EXERCISE DETAILS: Without the images, output each record below as it stands.

DATA LISTING:
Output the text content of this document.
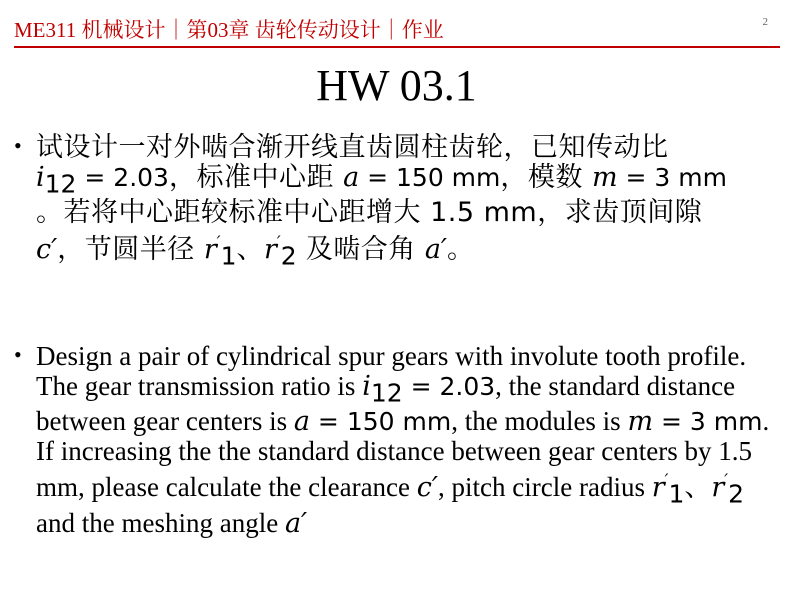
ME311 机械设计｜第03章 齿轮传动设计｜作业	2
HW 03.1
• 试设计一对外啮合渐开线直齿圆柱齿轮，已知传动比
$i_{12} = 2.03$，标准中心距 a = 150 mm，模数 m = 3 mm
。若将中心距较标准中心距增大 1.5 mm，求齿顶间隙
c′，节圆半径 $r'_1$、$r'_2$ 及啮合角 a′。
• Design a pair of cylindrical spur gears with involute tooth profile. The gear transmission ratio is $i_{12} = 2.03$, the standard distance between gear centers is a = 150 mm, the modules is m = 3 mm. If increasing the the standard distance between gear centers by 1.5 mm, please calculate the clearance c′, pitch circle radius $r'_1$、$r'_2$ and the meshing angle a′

THE OUTPUT:
Output the text content of this document.
ME311 机械设计｜第03章 齿轮传动设计｜作业	2
HW 03.1
• 试设计一对外啮合渐开线直齿圆柱齿轮，已知传动比
$i_{12} = 2.03$，标准中心距 a = 150 mm，模数 m = 3 mm
。若将中心距较标准中心距增大 1.5 mm，求齿顶间隙
c′，节圆半径 $r'_1$、$r'_2$ 及啮合角 a′。
• Design a pair of cylindrical spur gears with involute tooth profile. The gear transmission ratio is $i_{12} = 2.03$, the standard distance between gear centers is a = 150 mm, the modules is m = 3 mm. If increasing the the standard distance between gear centers by 1.5 mm, please calculate the clearance c′, pitch circle radius $r'_1$、$r'_2$ and the meshing angle a′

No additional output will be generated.